## PROBLEM:
Filter the records below down to lines containing "name".

— start of MATERIAL SUPPLIED —

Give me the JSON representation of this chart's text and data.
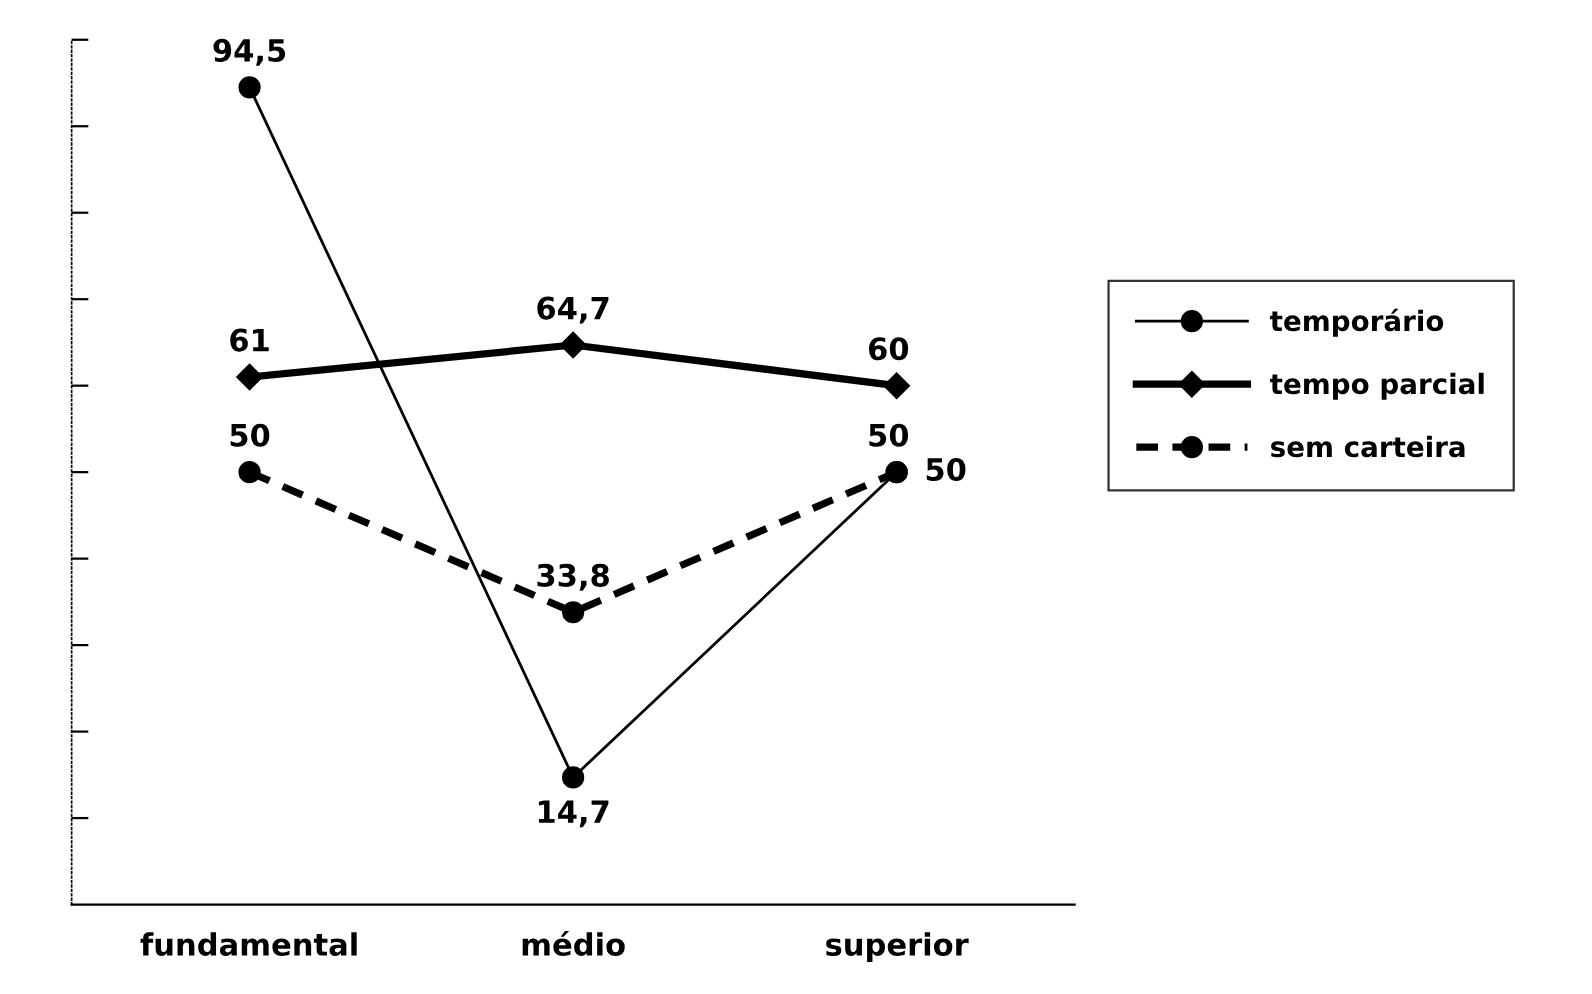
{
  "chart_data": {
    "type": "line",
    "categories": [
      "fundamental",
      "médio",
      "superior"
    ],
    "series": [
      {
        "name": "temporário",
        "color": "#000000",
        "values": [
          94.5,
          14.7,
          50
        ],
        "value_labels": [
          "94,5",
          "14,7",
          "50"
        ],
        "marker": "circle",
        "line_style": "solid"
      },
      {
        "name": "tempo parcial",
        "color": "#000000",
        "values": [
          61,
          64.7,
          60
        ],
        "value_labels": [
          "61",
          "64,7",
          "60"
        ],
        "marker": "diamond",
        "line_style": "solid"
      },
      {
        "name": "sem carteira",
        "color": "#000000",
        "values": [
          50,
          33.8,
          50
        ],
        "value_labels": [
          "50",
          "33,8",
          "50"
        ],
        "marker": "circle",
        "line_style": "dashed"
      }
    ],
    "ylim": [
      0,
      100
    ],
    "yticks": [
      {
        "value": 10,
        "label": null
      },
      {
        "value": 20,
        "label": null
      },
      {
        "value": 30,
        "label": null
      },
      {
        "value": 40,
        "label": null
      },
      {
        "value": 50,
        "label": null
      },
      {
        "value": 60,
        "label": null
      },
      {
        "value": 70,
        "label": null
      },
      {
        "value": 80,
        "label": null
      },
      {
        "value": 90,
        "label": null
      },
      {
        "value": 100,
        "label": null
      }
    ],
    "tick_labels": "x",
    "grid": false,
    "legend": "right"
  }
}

— end of MATERIAL SUPPLIED —

## THE RESULT:
        "name": "temporário",
        "name": "tempo parcial",
        "name": "sem carteira",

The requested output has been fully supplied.